**SOURCE RECORDS**
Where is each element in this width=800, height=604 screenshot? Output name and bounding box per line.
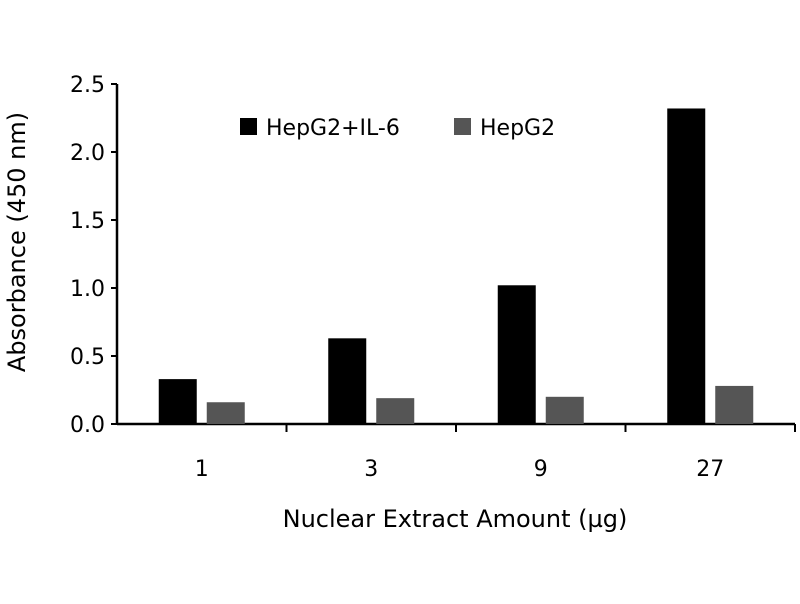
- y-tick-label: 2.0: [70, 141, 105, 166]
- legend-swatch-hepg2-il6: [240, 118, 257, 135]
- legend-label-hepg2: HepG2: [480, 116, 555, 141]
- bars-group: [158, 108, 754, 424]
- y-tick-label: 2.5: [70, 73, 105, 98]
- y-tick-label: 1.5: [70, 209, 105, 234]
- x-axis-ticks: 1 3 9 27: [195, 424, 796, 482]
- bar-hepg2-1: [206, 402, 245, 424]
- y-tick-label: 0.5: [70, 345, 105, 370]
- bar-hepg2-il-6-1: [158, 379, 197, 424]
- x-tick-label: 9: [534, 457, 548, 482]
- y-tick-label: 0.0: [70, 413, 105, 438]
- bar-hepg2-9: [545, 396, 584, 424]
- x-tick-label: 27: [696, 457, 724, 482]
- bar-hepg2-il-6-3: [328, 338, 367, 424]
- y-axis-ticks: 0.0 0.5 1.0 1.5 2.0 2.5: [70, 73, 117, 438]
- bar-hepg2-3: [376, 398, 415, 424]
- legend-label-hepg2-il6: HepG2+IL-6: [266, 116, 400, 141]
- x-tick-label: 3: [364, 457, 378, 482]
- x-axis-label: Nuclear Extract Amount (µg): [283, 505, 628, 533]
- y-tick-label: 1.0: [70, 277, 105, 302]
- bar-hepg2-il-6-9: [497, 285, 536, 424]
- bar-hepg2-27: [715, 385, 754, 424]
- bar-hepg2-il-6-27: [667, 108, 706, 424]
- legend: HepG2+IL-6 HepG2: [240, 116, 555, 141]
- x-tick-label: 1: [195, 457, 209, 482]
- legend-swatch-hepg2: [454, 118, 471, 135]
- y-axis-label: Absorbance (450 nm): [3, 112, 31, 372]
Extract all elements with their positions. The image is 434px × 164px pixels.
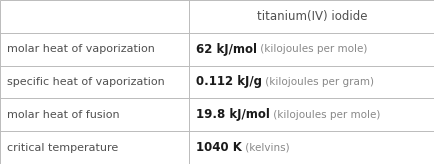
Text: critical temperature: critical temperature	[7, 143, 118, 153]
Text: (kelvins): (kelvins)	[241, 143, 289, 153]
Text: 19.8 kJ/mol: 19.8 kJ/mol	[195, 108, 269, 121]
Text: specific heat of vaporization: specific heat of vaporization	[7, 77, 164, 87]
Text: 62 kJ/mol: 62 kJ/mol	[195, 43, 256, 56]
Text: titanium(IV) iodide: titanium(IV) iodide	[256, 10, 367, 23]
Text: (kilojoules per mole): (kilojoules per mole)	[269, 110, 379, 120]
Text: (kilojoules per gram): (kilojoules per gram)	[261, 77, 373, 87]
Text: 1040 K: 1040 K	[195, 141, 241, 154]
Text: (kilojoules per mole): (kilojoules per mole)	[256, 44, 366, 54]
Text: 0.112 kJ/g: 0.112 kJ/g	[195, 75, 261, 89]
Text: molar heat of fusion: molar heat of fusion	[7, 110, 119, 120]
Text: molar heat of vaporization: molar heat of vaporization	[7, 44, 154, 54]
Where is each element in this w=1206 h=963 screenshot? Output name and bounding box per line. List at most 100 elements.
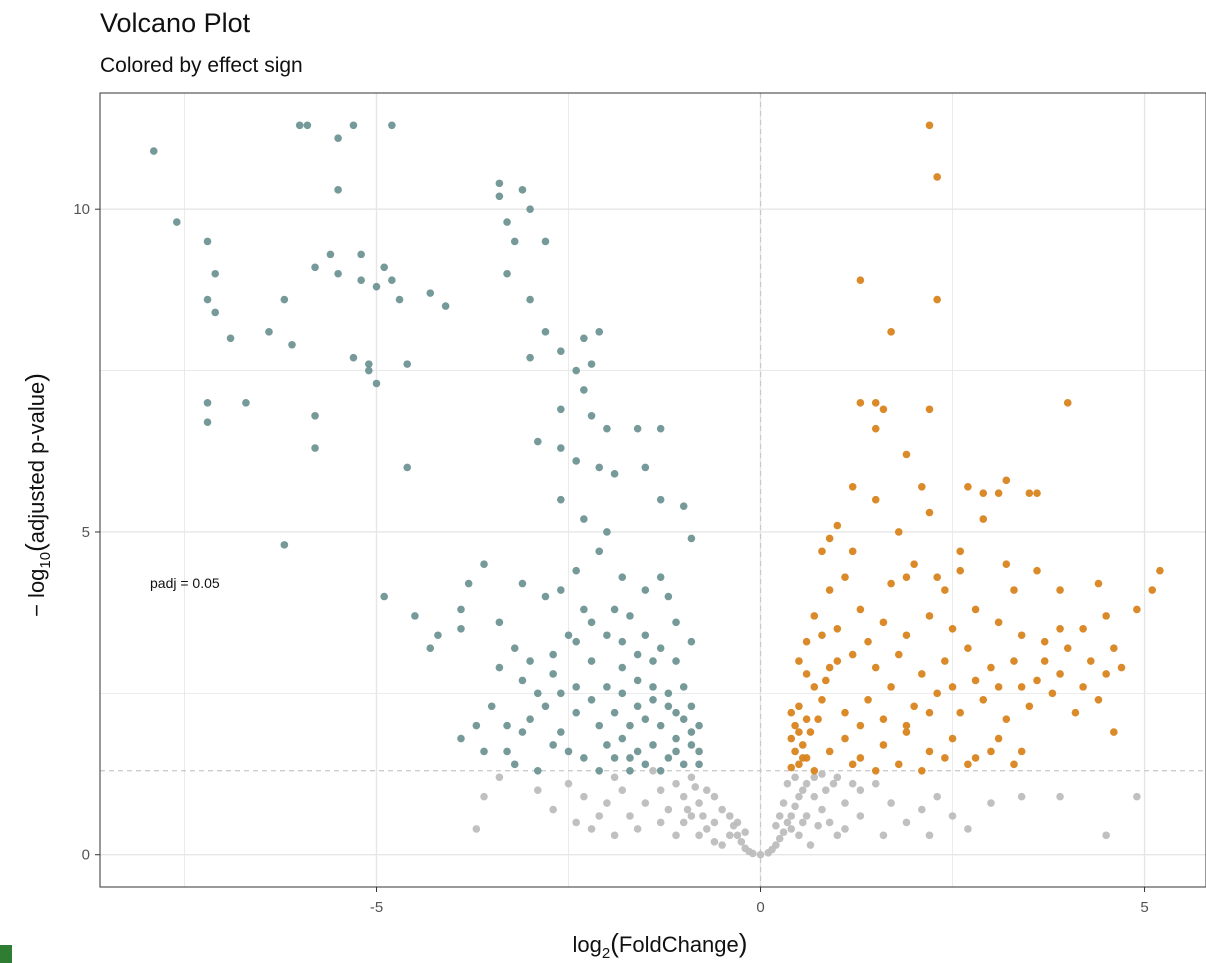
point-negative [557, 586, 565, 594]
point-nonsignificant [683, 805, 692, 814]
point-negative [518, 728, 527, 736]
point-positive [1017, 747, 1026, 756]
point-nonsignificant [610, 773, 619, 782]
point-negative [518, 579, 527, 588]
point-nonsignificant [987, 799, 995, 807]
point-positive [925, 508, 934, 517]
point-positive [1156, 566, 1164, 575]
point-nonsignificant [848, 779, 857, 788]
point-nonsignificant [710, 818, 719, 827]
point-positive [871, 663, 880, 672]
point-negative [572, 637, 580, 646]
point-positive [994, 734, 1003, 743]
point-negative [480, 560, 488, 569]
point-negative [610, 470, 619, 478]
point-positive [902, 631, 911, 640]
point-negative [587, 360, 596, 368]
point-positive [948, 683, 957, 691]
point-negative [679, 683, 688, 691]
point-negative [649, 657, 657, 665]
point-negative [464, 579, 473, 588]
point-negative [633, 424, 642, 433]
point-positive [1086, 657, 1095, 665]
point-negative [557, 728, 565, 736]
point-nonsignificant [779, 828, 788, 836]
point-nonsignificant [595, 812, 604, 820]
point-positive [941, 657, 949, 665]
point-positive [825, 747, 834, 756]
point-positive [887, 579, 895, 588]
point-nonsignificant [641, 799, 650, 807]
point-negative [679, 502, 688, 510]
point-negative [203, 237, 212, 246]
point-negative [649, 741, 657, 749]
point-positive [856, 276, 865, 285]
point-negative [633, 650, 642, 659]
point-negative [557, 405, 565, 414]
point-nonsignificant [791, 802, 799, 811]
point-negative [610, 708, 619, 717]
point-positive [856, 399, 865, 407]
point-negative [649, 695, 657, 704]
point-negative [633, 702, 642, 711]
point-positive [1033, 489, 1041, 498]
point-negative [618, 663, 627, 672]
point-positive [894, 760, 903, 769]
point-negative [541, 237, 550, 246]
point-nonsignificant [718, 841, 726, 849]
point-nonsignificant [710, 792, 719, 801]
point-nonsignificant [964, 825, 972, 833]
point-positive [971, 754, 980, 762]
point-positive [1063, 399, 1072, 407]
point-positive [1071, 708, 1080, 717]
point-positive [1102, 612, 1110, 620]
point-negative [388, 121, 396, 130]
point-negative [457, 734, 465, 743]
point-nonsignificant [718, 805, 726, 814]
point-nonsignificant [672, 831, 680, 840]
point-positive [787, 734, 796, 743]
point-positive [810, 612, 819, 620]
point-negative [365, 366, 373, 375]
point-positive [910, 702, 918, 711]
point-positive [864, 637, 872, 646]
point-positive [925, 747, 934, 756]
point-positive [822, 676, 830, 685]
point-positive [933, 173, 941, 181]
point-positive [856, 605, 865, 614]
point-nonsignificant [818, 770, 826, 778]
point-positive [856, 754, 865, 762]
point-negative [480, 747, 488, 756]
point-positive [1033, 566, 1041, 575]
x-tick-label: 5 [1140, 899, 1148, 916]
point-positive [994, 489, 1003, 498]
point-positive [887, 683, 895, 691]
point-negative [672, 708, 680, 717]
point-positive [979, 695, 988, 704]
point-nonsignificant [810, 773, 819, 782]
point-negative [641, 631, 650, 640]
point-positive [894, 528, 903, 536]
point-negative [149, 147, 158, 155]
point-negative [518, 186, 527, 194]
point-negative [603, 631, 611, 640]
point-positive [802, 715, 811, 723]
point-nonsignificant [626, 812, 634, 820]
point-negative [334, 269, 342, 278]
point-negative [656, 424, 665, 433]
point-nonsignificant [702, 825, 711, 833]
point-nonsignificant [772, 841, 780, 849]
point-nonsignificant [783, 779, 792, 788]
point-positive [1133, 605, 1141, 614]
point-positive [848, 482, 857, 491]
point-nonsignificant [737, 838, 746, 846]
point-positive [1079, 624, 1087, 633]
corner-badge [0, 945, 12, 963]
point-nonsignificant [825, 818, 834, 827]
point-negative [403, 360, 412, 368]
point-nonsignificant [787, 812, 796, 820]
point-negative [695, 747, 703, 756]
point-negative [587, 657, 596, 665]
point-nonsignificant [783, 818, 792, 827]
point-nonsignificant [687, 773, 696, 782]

* * *

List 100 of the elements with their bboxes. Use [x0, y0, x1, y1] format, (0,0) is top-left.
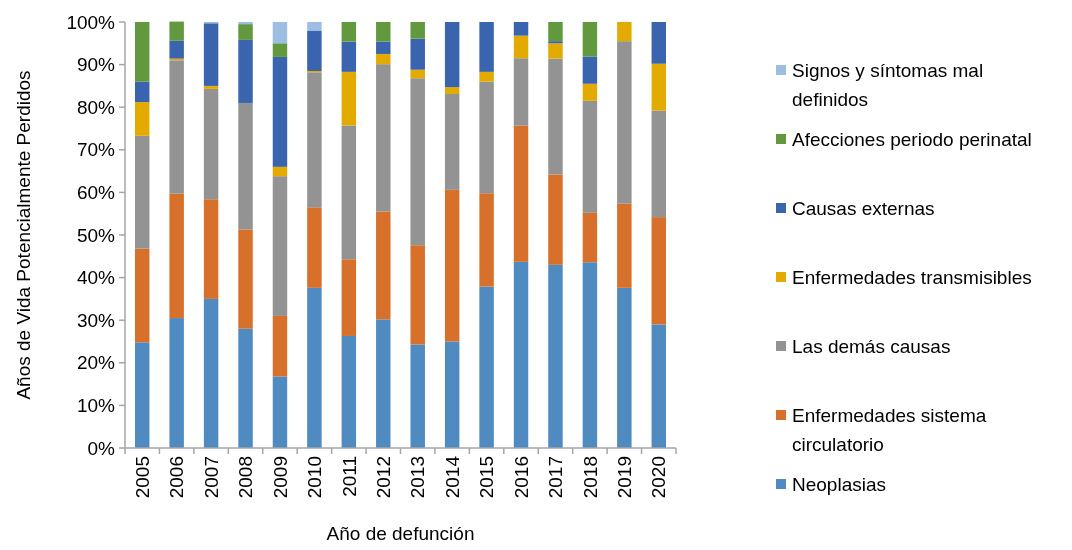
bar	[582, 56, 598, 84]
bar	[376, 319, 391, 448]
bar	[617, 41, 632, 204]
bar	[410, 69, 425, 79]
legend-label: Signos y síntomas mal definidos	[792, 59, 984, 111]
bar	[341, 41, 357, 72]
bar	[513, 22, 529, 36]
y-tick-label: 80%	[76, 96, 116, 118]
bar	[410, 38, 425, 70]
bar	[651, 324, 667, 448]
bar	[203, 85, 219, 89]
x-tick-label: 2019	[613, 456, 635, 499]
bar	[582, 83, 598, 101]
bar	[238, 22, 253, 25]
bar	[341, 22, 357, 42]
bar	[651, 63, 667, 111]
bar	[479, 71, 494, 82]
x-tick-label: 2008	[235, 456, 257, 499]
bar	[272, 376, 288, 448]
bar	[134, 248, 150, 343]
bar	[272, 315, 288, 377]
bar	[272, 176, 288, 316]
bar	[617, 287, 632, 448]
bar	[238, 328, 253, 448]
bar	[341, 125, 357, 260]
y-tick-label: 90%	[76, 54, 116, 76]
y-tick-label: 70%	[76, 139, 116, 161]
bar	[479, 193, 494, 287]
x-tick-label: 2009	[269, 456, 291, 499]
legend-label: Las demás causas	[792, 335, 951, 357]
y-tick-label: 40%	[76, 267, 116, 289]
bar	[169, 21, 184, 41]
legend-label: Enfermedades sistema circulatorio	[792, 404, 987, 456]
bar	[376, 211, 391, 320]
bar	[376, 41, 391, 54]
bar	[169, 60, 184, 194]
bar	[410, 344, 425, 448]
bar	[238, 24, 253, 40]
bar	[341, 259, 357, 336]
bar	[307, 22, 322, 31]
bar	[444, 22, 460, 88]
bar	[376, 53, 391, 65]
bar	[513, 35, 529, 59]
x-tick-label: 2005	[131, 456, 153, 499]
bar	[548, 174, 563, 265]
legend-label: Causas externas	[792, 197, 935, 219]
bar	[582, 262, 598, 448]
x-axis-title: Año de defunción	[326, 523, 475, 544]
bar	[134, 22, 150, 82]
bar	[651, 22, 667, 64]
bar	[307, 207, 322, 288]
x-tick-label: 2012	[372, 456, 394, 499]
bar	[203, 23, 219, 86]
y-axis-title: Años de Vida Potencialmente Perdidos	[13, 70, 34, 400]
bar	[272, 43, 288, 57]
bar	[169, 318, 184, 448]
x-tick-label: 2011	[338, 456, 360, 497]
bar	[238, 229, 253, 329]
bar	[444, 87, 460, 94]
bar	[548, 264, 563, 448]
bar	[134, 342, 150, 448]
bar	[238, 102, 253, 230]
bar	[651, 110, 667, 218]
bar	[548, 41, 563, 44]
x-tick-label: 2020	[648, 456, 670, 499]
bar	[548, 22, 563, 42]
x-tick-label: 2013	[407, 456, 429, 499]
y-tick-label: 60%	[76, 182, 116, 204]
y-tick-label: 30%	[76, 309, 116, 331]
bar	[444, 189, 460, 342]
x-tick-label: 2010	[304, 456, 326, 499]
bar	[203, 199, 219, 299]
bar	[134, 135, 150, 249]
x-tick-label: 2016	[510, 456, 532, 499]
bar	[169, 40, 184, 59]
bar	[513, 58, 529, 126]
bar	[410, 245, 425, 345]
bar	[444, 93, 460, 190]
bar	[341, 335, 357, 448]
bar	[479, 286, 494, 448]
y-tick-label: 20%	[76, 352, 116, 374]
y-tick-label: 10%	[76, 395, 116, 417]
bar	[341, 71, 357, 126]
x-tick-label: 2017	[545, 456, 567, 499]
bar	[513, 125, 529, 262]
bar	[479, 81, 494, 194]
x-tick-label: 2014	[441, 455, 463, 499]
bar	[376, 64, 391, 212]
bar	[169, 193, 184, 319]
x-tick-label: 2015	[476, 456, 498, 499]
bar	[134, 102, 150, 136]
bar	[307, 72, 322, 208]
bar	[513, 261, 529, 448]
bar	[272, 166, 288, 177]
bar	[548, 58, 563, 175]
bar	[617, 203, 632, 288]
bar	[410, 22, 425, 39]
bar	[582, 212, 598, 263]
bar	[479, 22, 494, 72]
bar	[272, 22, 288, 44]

**REQUEST**
Duplicate the records from the line that contains "56, 598, 84]" through the line that contains "22, 150, 82]", keeping both of those lines.

**RESULT**
bar	[582, 56, 598, 84]
bar	[376, 319, 391, 448]
bar	[617, 41, 632, 204]
bar	[410, 69, 425, 79]
legend-label: Signos y síntomas mal definidos	[792, 59, 984, 111]
bar	[341, 41, 357, 72]
bar	[513, 22, 529, 36]
y-tick-label: 80%	[76, 96, 116, 118]
bar	[410, 38, 425, 70]
bar	[651, 324, 667, 448]
bar	[203, 85, 219, 89]
x-tick-label: 2019	[613, 456, 635, 499]
bar	[582, 83, 598, 101]
bar	[238, 22, 253, 25]
bar	[341, 22, 357, 42]
bar	[651, 63, 667, 111]
bar	[479, 71, 494, 82]
x-tick-label: 2008	[235, 456, 257, 499]
bar	[272, 376, 288, 448]
bar	[134, 248, 150, 343]
bar	[272, 315, 288, 377]
bar	[272, 176, 288, 316]
bar	[617, 287, 632, 448]
bar	[238, 328, 253, 448]
bar	[341, 125, 357, 260]
y-tick-label: 90%	[76, 54, 116, 76]
y-tick-label: 70%	[76, 139, 116, 161]
bar	[479, 193, 494, 287]
x-tick-label: 2009	[269, 456, 291, 499]
legend-label: Las demás causas	[792, 335, 951, 357]
y-tick-label: 40%	[76, 267, 116, 289]
bar	[169, 21, 184, 41]
legend-label: Enfermedades sistema circulatorio	[792, 404, 987, 456]
bar	[376, 211, 391, 320]
bar	[376, 41, 391, 54]
bar	[169, 60, 184, 194]
bar	[410, 344, 425, 448]
bar	[238, 24, 253, 40]
bar	[341, 259, 357, 336]
bar	[307, 22, 322, 31]
bar	[444, 22, 460, 88]
bar	[376, 53, 391, 65]
bar	[513, 35, 529, 59]
x-tick-label: 2005	[131, 456, 153, 499]
bar	[548, 174, 563, 265]
legend-label: Causas externas	[792, 197, 935, 219]
bar	[582, 262, 598, 448]
x-axis-title: Año de defunción	[326, 523, 475, 544]
bar	[134, 22, 150, 82]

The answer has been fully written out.